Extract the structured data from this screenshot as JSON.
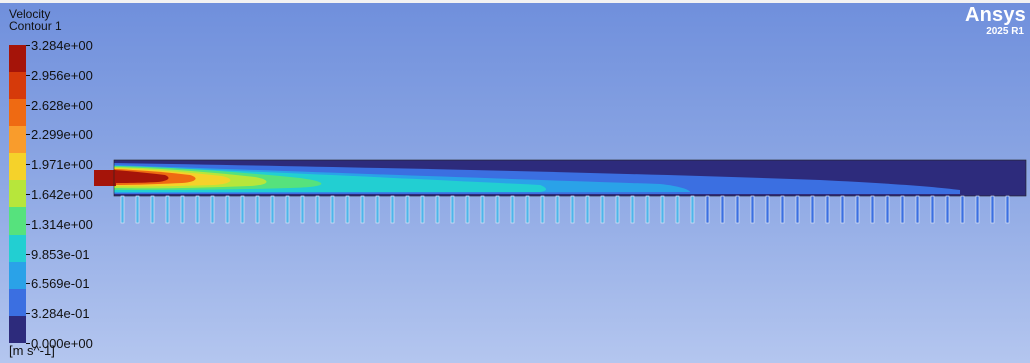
{
  "legend": {
    "title": "Velocity",
    "subtitle": "Contour 1",
    "units": "[m s^-1]",
    "ticks": [
      "3.284e+00",
      "2.956e+00",
      "2.628e+00",
      "2.299e+00",
      "1.971e+00",
      "1.642e+00",
      "1.314e+00",
      "9.853e-01",
      "6.569e-01",
      "3.284e-01",
      "0.000e+00"
    ],
    "colors": [
      "#a51409",
      "#d63a0a",
      "#ef6a12",
      "#f99c2c",
      "#f5d22a",
      "#b7e63b",
      "#56e27d",
      "#22cfd2",
      "#2aa2e8",
      "#3b6fe1",
      "#2d2b7c"
    ]
  },
  "branding": {
    "name": "Ansys",
    "version": "2025 R1"
  },
  "colors": {
    "background_top": "#6f8fdc",
    "background_bottom": "#b4c6ef",
    "low_velocity": "#2d2b7c"
  }
}
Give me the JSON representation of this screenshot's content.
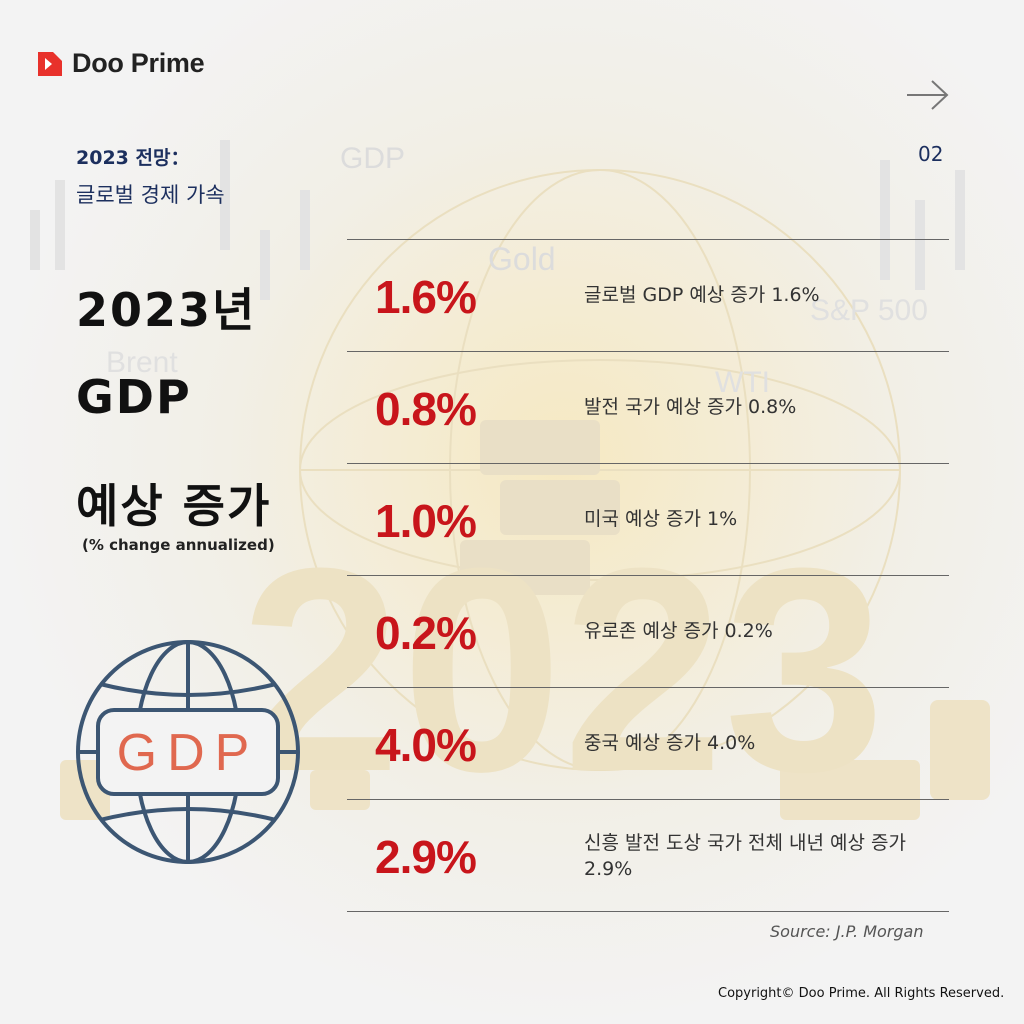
{
  "brand": {
    "name": "Doo Prime"
  },
  "page_number": "02",
  "header": {
    "title": "2023 전망：",
    "subtitle": "글로벌 경제 가속"
  },
  "headline": {
    "line1": "2023년",
    "line2": "GDP",
    "line3": "예상 증가",
    "note": "(% change annualized)"
  },
  "background_labels": {
    "gdp": "GDP",
    "gold": "Gold",
    "brent": "Brent",
    "wti": "WTI",
    "sp500": "S&P 500",
    "year": "2023"
  },
  "forecasts": [
    {
      "value": "1.6%",
      "label": "글로벌 GDP 예상 증가 1.6%"
    },
    {
      "value": "0.8%",
      "label": "발전 국가 예상 증가 0.8%"
    },
    {
      "value": "1.0%",
      "label": "미국 예상 증가 1%"
    },
    {
      "value": "0.2%",
      "label": "유로존 예상 증가 0.2%"
    },
    {
      "value": "4.0%",
      "label": "중국 예상 증가 4.0%"
    },
    {
      "value": "2.9%",
      "label": "신흥 발전 도상 국가 전체 내년 예상 증가 2.9%"
    }
  ],
  "globe_badge": "GDP",
  "source": "Source: J.P. Morgan",
  "copyright": "Copyright© Doo Prime. All Rights Reserved.",
  "colors": {
    "accent_red": "#c8151b",
    "navy": "#1c2f5e",
    "globe": "#3c5673",
    "badge_text": "#e0684f"
  },
  "icons": {
    "logo": "doo-prime-logo-icon",
    "next": "right-arrow-icon",
    "globe": "globe-icon"
  }
}
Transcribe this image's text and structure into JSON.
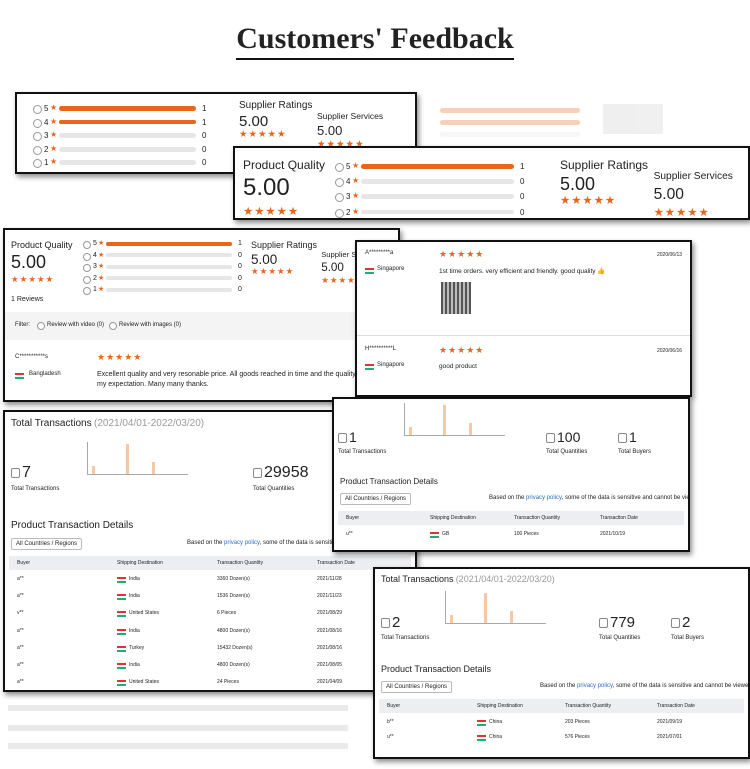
{
  "title": "Customers' Feedback",
  "rating_panel_1": {
    "breakdown": [
      {
        "stars": 5,
        "count": 1
      },
      {
        "stars": 4,
        "count": 1
      },
      {
        "stars": 3,
        "count": 0
      },
      {
        "stars": 2,
        "count": 0
      },
      {
        "stars": 1,
        "count": 0
      }
    ],
    "supplier_ratings_label": "Supplier Ratings",
    "supplier_ratings": "5.00",
    "supplier_services_label": "Supplier Services",
    "supplier_services": "5.00"
  },
  "rating_panel_2": {
    "product_quality_label": "Product Quality",
    "product_quality": "5.00",
    "breakdown": [
      {
        "stars": 5,
        "count": 1
      },
      {
        "stars": 4,
        "count": 0
      },
      {
        "stars": 3,
        "count": 0
      },
      {
        "stars": 2,
        "count": 0
      }
    ],
    "supplier_ratings_label": "Supplier Ratings",
    "supplier_ratings": "5.00",
    "supplier_services_label": "Supplier Services",
    "supplier_services": "5.00"
  },
  "review_panel": {
    "product_quality_label": "Product Quality",
    "product_quality": "5.00",
    "breakdown": [
      {
        "stars": 5,
        "count": 1
      },
      {
        "stars": 4,
        "count": 0
      },
      {
        "stars": 3,
        "count": 0
      },
      {
        "stars": 2,
        "count": 0
      },
      {
        "stars": 1,
        "count": 0
      }
    ],
    "supplier_ratings_label": "Supplier Ratings",
    "supplier_ratings": "5.00",
    "supplier_services_label": "Supplier Services",
    "supplier_services": "5.00",
    "review_count": "1 Reviews",
    "filter_label": "Filter:",
    "filters": [
      "Review with video (0)",
      "Review with images (0)"
    ],
    "review": {
      "reviewer": "C***********s",
      "country": "Bangladesh",
      "text": "Excellent quality and very resonable price. All goods reached in time and the quality was beyond my expectation. Many many thanks."
    }
  },
  "reviews_panel": {
    "reviews": [
      {
        "reviewer": "A*********a",
        "country": "Singapore",
        "text": "1st time orders. very efficient and friendly. good quality 👍",
        "date": "2020/06/13"
      },
      {
        "reviewer": "H**********L",
        "country": "Singapore",
        "text": "good product",
        "date": "2020/06/16"
      }
    ]
  },
  "transactions_1": {
    "title": "Total Transactions",
    "period": "(2021/04/01-2022/03/20)",
    "stats": [
      {
        "value": 7,
        "label": "Total Transactions"
      },
      {
        "value": 29958,
        "label": "Total Quantities"
      }
    ],
    "details_title": "Product Transaction Details",
    "region_filter": "All Countries / Regions",
    "privacy_before": "Based on the ",
    "privacy_link": "privacy policy",
    "privacy_after": ", some of the data is sensitive and cannot be viewed.",
    "columns": [
      "Buyer",
      "Shipping Destination",
      "Transaction Quantity",
      "Transaction Date"
    ],
    "rows": [
      [
        "a**",
        "India",
        "3360 Dozen(s)",
        "2021/11/28"
      ],
      [
        "a**",
        "India",
        "1536 Dozen(s)",
        "2021/11/23"
      ],
      [
        "v**",
        "United States",
        "6 Pieces",
        "2021/08/29"
      ],
      [
        "a**",
        "India",
        "4800 Dozen(s)",
        "2021/08/16"
      ],
      [
        "a**",
        "Turkey",
        "15432 Dozen(s)",
        "2021/08/16"
      ],
      [
        "a**",
        "India",
        "4800 Dozen(s)",
        "2021/08/05"
      ],
      [
        "a**",
        "United States",
        "24 Pieces",
        "2021/04/09"
      ]
    ]
  },
  "transactions_2": {
    "stats": [
      {
        "value": 1,
        "label": "Total Transactions"
      },
      {
        "value": 100,
        "label": "Total Quantities"
      },
      {
        "value": 1,
        "label": "Total Buyers"
      }
    ],
    "details_title": "Product Transaction Details",
    "region_filter": "All Countries / Regions",
    "privacy_before": "Based on the ",
    "privacy_link": "privacy policy",
    "privacy_after": ", some of the data is sensitive and cannot be viewed.",
    "columns": [
      "Buyer",
      "Shipping Destination",
      "Transaction Quantity",
      "Transaction Date"
    ],
    "rows": [
      [
        "u**",
        "GB",
        "100 Pieces",
        "2021/10/19"
      ]
    ]
  },
  "transactions_3": {
    "title": "Total Transactions",
    "period": "(2021/04/01-2022/03/20)",
    "stats": [
      {
        "value": 2,
        "label": "Total Transactions"
      },
      {
        "value": 779,
        "label": "Total Quantities"
      },
      {
        "value": 2,
        "label": "Total Buyers"
      }
    ],
    "details_title": "Product Transaction Details",
    "region_filter": "All Countries / Regions",
    "privacy_before": "Based on the ",
    "privacy_link": "privacy policy",
    "privacy_after": ", some of the data is sensitive and cannot be viewed.",
    "columns": [
      "Buyer",
      "Shipping Destination",
      "Transaction Quantity",
      "Transaction Date"
    ],
    "rows": [
      [
        "b**",
        "China",
        "203 Pieces",
        "2021/09/19"
      ],
      [
        "u**",
        "China",
        "576 Pieces",
        "2021/07/01"
      ]
    ]
  }
}
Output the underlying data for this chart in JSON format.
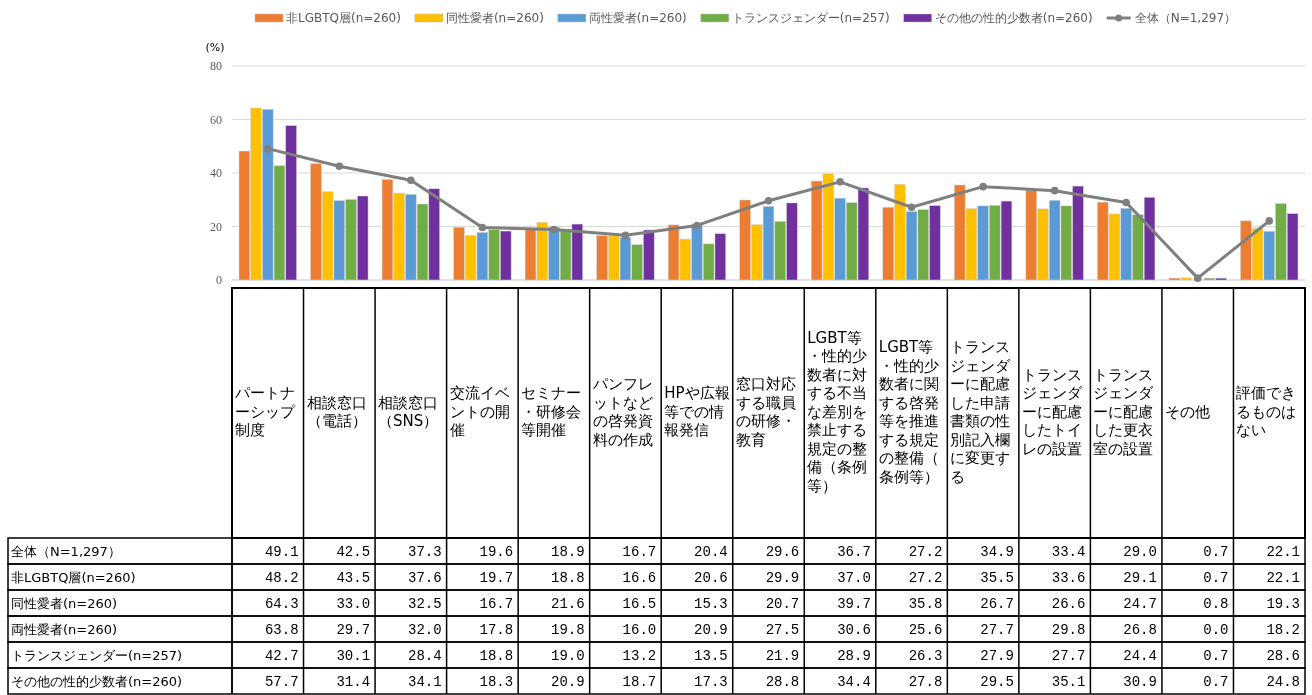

::::::::::

▸ What the task asks
Restate the whole listing above exactly, except for its images.

▸ Full answer
Extract the structured data from this screenshot as JSON.
{
  "legend": {
    "title": "Velocity",
    "subtitle": "Contour 1",
    "units": "[m s^-1]",
    "ticks": [
      "3.284e+00",
      "2.956e+00",
      "2.628e+00",
      "2.299e+00",
      "1.971e+00",
      "1.642e+00",
      "1.314e+00",
      "9.853e-01",
      "6.569e-01",
      "3.284e-01",
      "0.000e+00"
    ],
    "colors": [
      "#a51409",
      "#d63a0a",
      "#ef6a12",
      "#f99c2c",
      "#f5d22a",
      "#b7e63b",
      "#56e27d",
      "#22cfd2",
      "#2aa2e8",
      "#3b6fe1",
      "#2d2b7c"
    ]
  },
  "branding": {
    "name": "Ansys",
    "version": "2025 R1"
  },
  "colors": {
    "background_top": "#6f8fdc",
    "background_bottom": "#b4c6ef",
    "low_velocity": "#2d2b7c"
  }
}
Give me the JSON representation of this screenshot's content.
{
  "brand": {
    "name": "Doo Prime"
  },
  "page_number": "02",
  "header": {
    "title": "2023 전망：",
    "subtitle": "글로벌 경제 가속"
  },
  "headline": {
    "line1": "2023년",
    "line2": "GDP",
    "line3": "예상 증가",
    "note": "(% change annualized)"
  },
  "background_labels": {
    "gdp": "GDP",
    "gold": "Gold",
    "brent": "Brent",
    "wti": "WTI",
    "sp500": "S&P 500",
    "year": "2023"
  },
  "forecasts": [
    {
      "value": "1.6%",
      "label": "글로벌 GDP 예상 증가 1.6%"
    },
    {
      "value": "0.8%",
      "label": "발전 국가 예상 증가 0.8%"
    },
    {
      "value": "1.0%",
      "label": "미국 예상 증가 1%"
    },
    {
      "value": "0.2%",
      "label": "유로존 예상 증가 0.2%"
    },
    {
      "value": "4.0%",
      "label": "중국 예상 증가 4.0%"
    },
    {
      "value": "2.9%",
      "label": "신흥 발전 도상 국가 전체 내년 예상 증가 2.9%"
    }
  ],
  "globe_badge": "GDP",
  "source": "Source: J.P. Morgan",
  "copyright": "Copyright© Doo Prime. All Rights Reserved.",
  "colors": {
    "accent_red": "#c8151b",
    "navy": "#1c2f5e",
    "globe": "#3c5673",
    "badge_text": "#e0684f"
  },
  "icons": {
    "logo": "doo-prime-logo-icon",
    "next": "right-arrow-icon",
    "globe": "globe-icon"
  }
}
Transcribe this image's text and structure into JSON.
{
  "title": "Customers' Feedback",
  "rating_panel_1": {
    "breakdown": [
      {
        "stars": 5,
        "count": 1
      },
      {
        "stars": 4,
        "count": 1
      },
      {
        "stars": 3,
        "count": 0
      },
      {
        "stars": 2,
        "count": 0
      },
      {
        "stars": 1,
        "count": 0
      }
    ],
    "supplier_ratings_label": "Supplier Ratings",
    "supplier_ratings": "5.00",
    "supplier_services_label": "Supplier Services",
    "supplier_services": "5.00"
  },
  "rating_panel_2": {
    "product_quality_label": "Product Quality",
    "product_quality": "5.00",
    "breakdown": [
      {
        "stars": 5,
        "count": 1
      },
      {
        "stars": 4,
        "count": 0
      },
      {
        "stars": 3,
        "count": 0
      },
      {
        "stars": 2,
        "count": 0
      }
    ],
    "supplier_ratings_label": "Supplier Ratings",
    "supplier_ratings": "5.00",
    "supplier_services_label": "Supplier Services",
    "supplier_services": "5.00"
  },
  "review_panel": {
    "product_quality_label": "Product Quality",
    "product_quality": "5.00",
    "breakdown": [
      {
        "stars": 5,
        "count": 1
      },
      {
        "stars": 4,
        "count": 0
      },
      {
        "stars": 3,
        "count": 0
      },
      {
        "stars": 2,
        "count": 0
      },
      {
        "stars": 1,
        "count": 0
      }
    ],
    "supplier_ratings_label": "Supplier Ratings",
    "supplier_ratings": "5.00",
    "supplier_services_label": "Supplier Services",
    "supplier_services": "5.00",
    "review_count": "1 Reviews",
    "filter_label": "Filter:",
    "filters": [
      "Review with video (0)",
      "Review with images (0)"
    ],
    "review": {
      "reviewer": "C***********s",
      "country": "Bangladesh",
      "text": "Excellent quality and very resonable price. All goods reached in time and the quality was beyond my expectation. Many many thanks."
    }
  },
  "reviews_panel": {
    "reviews": [
      {
        "reviewer": "A*********a",
        "country": "Singapore",
        "text": "1st time orders. very efficient and friendly. good quality 👍",
        "date": "2020/06/13"
      },
      {
        "reviewer": "H**********L",
        "country": "Singapore",
        "text": "good product",
        "date": "2020/06/16"
      }
    ]
  },
  "transactions_1": {
    "title": "Total Transactions",
    "period": "(2021/04/01-2022/03/20)",
    "stats": [
      {
        "value": 7,
        "label": "Total Transactions"
      },
      {
        "value": 29958,
        "label": "Total Quantities"
      }
    ],
    "details_title": "Product Transaction Details",
    "region_filter": "All Countries / Regions",
    "privacy_before": "Based on the ",
    "privacy_link": "privacy policy",
    "privacy_after": ", some of the data is sensitive and cannot be viewed.",
    "columns": [
      "Buyer",
      "Shipping Destination",
      "Transaction Quantity",
      "Transaction Date"
    ],
    "rows": [
      [
        "a**",
        "India",
        "3360 Dozen(s)",
        "2021/11/28"
      ],
      [
        "a**",
        "India",
        "1536 Dozen(s)",
        "2021/11/23"
      ],
      [
        "v**",
        "United States",
        "6 Pieces",
        "2021/08/29"
      ],
      [
        "a**",
        "India",
        "4800 Dozen(s)",
        "2021/08/16"
      ],
      [
        "a**",
        "Turkey",
        "15432 Dozen(s)",
        "2021/08/16"
      ],
      [
        "a**",
        "India",
        "4800 Dozen(s)",
        "2021/08/05"
      ],
      [
        "a**",
        "United States",
        "24 Pieces",
        "2021/04/09"
      ]
    ]
  },
  "transactions_2": {
    "stats": [
      {
        "value": 1,
        "label": "Total Transactions"
      },
      {
        "value": 100,
        "label": "Total Quantities"
      },
      {
        "value": 1,
        "label": "Total Buyers"
      }
    ],
    "details_title": "Product Transaction Details",
    "region_filter": "All Countries / Regions",
    "privacy_before": "Based on the ",
    "privacy_link": "privacy policy",
    "privacy_after": ", some of the data is sensitive and cannot be viewed.",
    "columns": [
      "Buyer",
      "Shipping Destination",
      "Transaction Quantity",
      "Transaction Date"
    ],
    "rows": [
      [
        "u**",
        "GB",
        "100 Pieces",
        "2021/10/19"
      ]
    ]
  },
  "transactions_3": {
    "title": "Total Transactions",
    "period": "(2021/04/01-2022/03/20)",
    "stats": [
      {
        "value": 2,
        "label": "Total Transactions"
      },
      {
        "value": 779,
        "label": "Total Quantities"
      },
      {
        "value": 2,
        "label": "Total Buyers"
      }
    ],
    "details_title": "Product Transaction Details",
    "region_filter": "All Countries / Regions",
    "privacy_before": "Based on the ",
    "privacy_link": "privacy policy",
    "privacy_after": ", some of the data is sensitive and cannot be viewed.",
    "columns": [
      "Buyer",
      "Shipping Destination",
      "Transaction Quantity",
      "Transaction Date"
    ],
    "rows": [
      [
        "b**",
        "China",
        "203 Pieces",
        "2021/09/19"
      ],
      [
        "u**",
        "China",
        "576 Pieces",
        "2021/07/01"
      ]
    ]
  }
}
Output the underlying data for this chart in JSON format.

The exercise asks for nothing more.